The exercise: Check every line of the entries below for the word "rendimento", and copy the ones that have it.

##### Given data

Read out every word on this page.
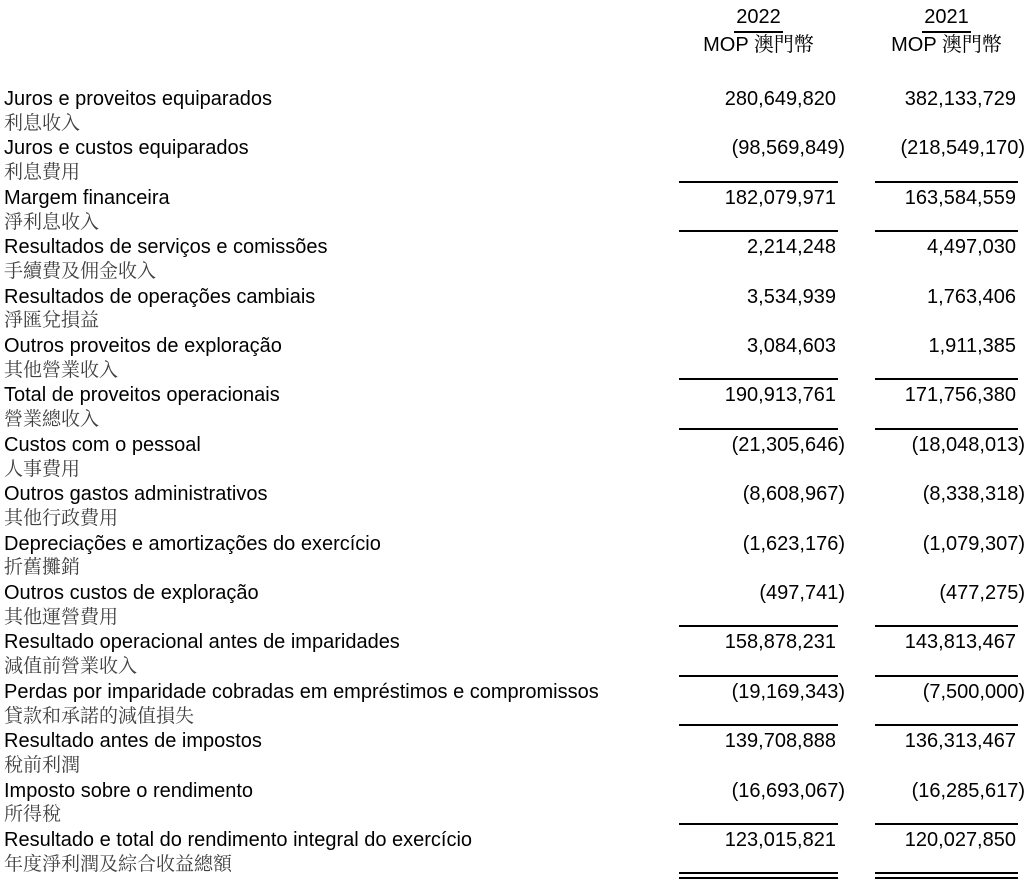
2022
MOP 澳門幣
2021
MOP 澳門幣
Juros e proveitos equiparados
利息收入
280,649,820	382,133,729
Juros e custos equiparados
利息費用
(98,569,849)	(218,549,170)
Margem financeira
淨利息收入
182,079,971	163,584,559
Resultados de serviços e comissões
手續費及佣金收入
2,214,248	4,497,030
Resultados de operações cambiais
淨匯兌損益
3,534,939	1,763,406
Outros proveitos de exploração
其他營業收入
3,084,603	1,911,385
Total de proveitos operacionais
營業總收入
190,913,761	171,756,380
Custos com o pessoal
人事費用
(21,305,646)	(18,048,013)
Outros gastos administrativos
其他行政費用
(8,608,967)	(8,338,318)
Depreciações e amortizações do exercício
折舊攤銷
(1,623,176)	(1,079,307)
Outros custos de exploração
其他運營費用
(497,741)	(477,275)
Resultado operacional antes de imparidades
減值前營業收入
158,878,231	143,813,467
Perdas por imparidade cobradas em empréstimos e compromissos
貸款和承諾的減值損失
(19,169,343)	(7,500,000)
Resultado antes de impostos
稅前利潤
139,708,888	136,313,467
Imposto sobre o rendimento
所得稅
(16,693,067)	(16,285,617)
Resultado e total do rendimento integral do exercício
年度淨利潤及綜合收益總額
123,015,821	120,027,850
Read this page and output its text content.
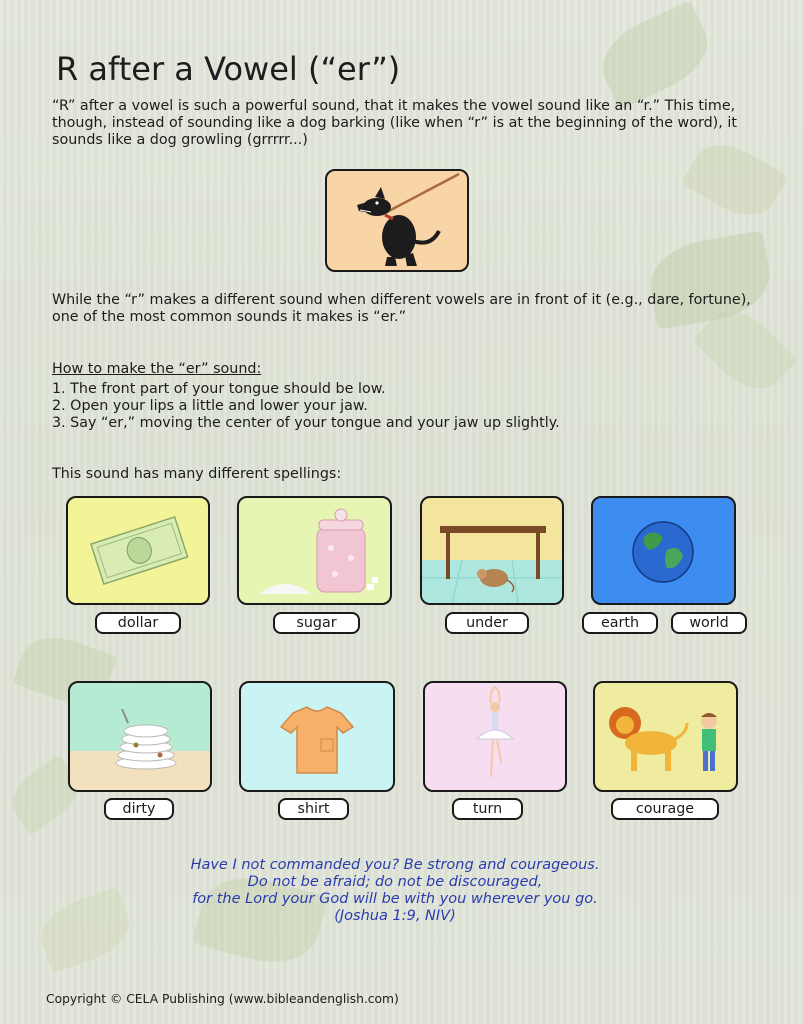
R after a Vowel (“er”)

“R” after a vowel is such a powerful sound, that it makes the vowel sound like an “r.” This time, though, instead of sounding like a dog barking (like when “r” is at the beginning of the word), it sounds like a dog growling (grrrrr...)

While the “r” makes a different sound when different vowels are in front of it (e.g., dare, fortune), one of the most common sounds it makes is “er.”

How to make the “er” sound:

1. The front part of your tongue should be low.

2. Open your lips a little and lower your jaw.

3. Say “er,” moving the center of your tongue and your jaw up slightly.

This sound has many different spellings:

dollar	sugar	under	earth	world
dirty	shirt	turn	courage
Have I not commanded you? Be strong and courageous.
Do not be afraid; do not be discouraged,
for the Lord your God will be with you wherever you go.
(Joshua 1:9, NIV)

Copyright © CELA Publishing (www.bibleandenglish.com)
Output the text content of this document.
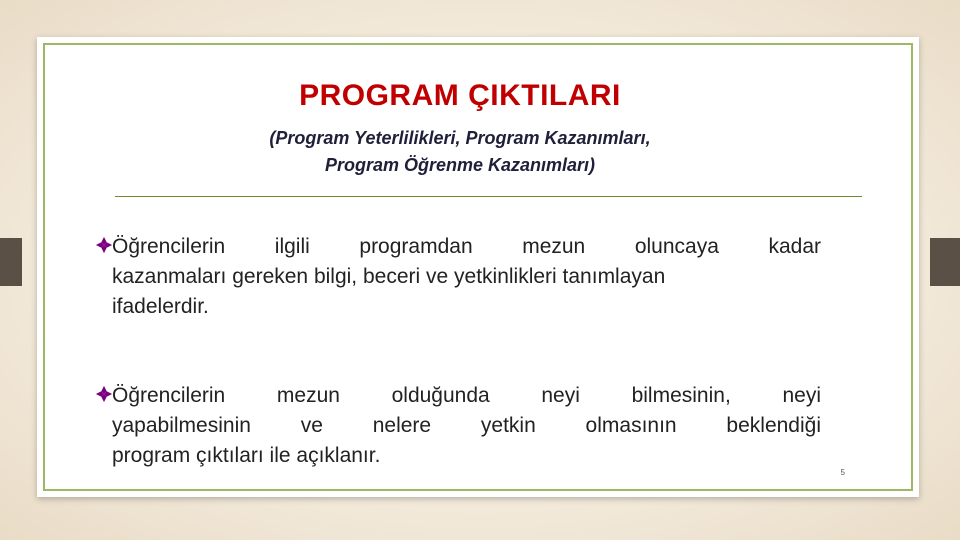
PROGRAM ÇIKTILARI
(Program Yeterlilikleri, Program Kazanımları,
Program Öğrenme Kazanımları)

Öğrencilerin ilgili programdan mezun oluncaya kadar

kazanmaları gereken bilgi, beceri ve yetkinlikleri tanımlayan

ifadelerdir.

Öğrencilerin mezun olduğunda neyi bilmesinin, neyi

yapabilmesinin ve nelere yetkin olmasının beklendiği

program çıktıları ile açıklanır.

5
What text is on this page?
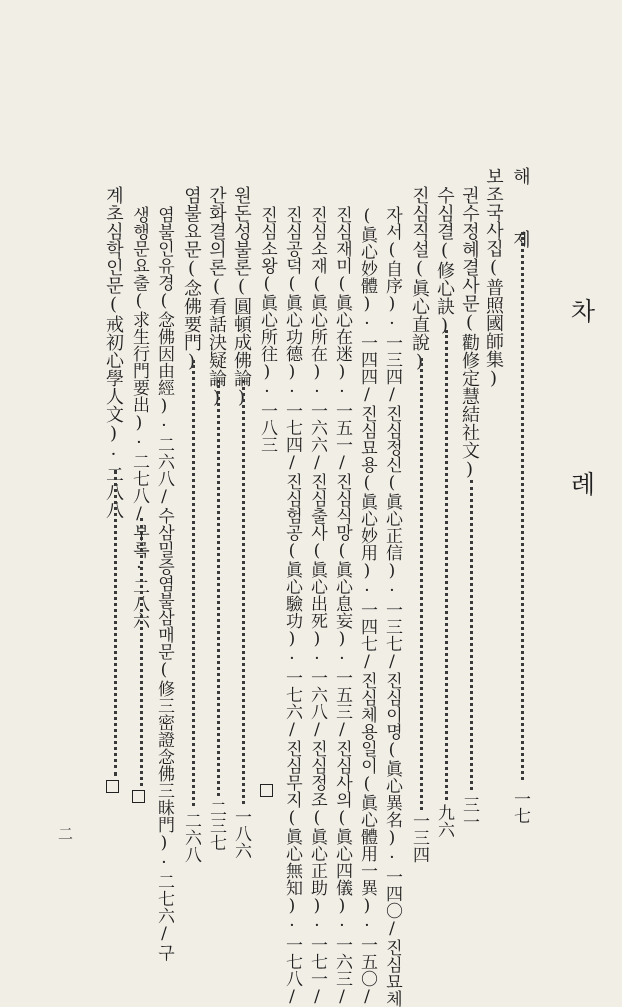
차 례
해 제
一七
보조국사집(普照國師集)
권수정혜결사문(勸修定慧結社文)
三一
수심결(修心訣)
九六
진심직설(眞心直說)
一三四
자서(自序)·一三四/진심정신(眞心正信)·一三七/진심이명(眞心異名)·一四〇/진심묘체
(眞心妙體)·一四四/진심묘용(眞心妙用)·一四七/진심체용일이(眞心體用一異)·一五〇/
진심재미(眞心在迷)·一五一/진심식망(眞心息妄)·一五三/진심사의(眞心四儀)·一六三/
진심소재(眞心所在)·一六六/진심출사(眞心出死)·一六八/진심정조(眞心正助)·一七一/
진심공덕(眞心功德)·一七四/진심험공(眞心驗功)·一七六/진심무지(眞心無知)·一七八/
진심소왕(眞心所往)·一八三
원돈성불론(圓頓成佛論)
一八六
간화결의론(看話決疑論)
二三七
염불요문(念佛要門)
二六八
염불인유경(念佛因由經)·二六八/수삼밀증염불삼매문(修三密證念佛三昧門)·二七六/구
생행문요출(求生行門要出)·二七八/부록·二八六
계초심학인문(戒初心學人文)·二八八
二
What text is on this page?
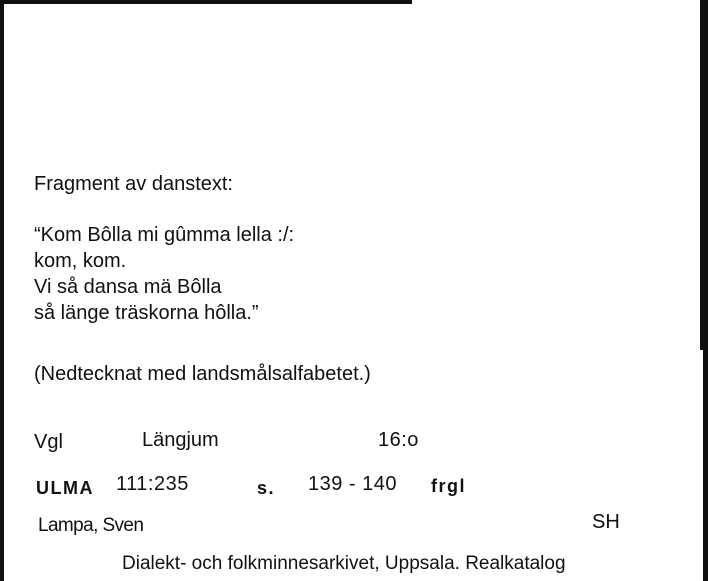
Fragment av danstext:
“Kom Bôlla mi gûmma lella :/:
kom, kom.
Vi så dansa mä Bôlla
så länge träskorna hôlla.”
(Nedtecknat med landsmålsalfabetet.)
Vgl	Längjum	16:o
ULMA 111:235	s. 139 - 140 frgl
Lampa, Sven	SH
Dialekt- och folkminnesarkivet, Uppsala. Realkatalog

##########

Output for this task:
Imposto sobre o rendimento
Resultado e total do rendimento integral do exercício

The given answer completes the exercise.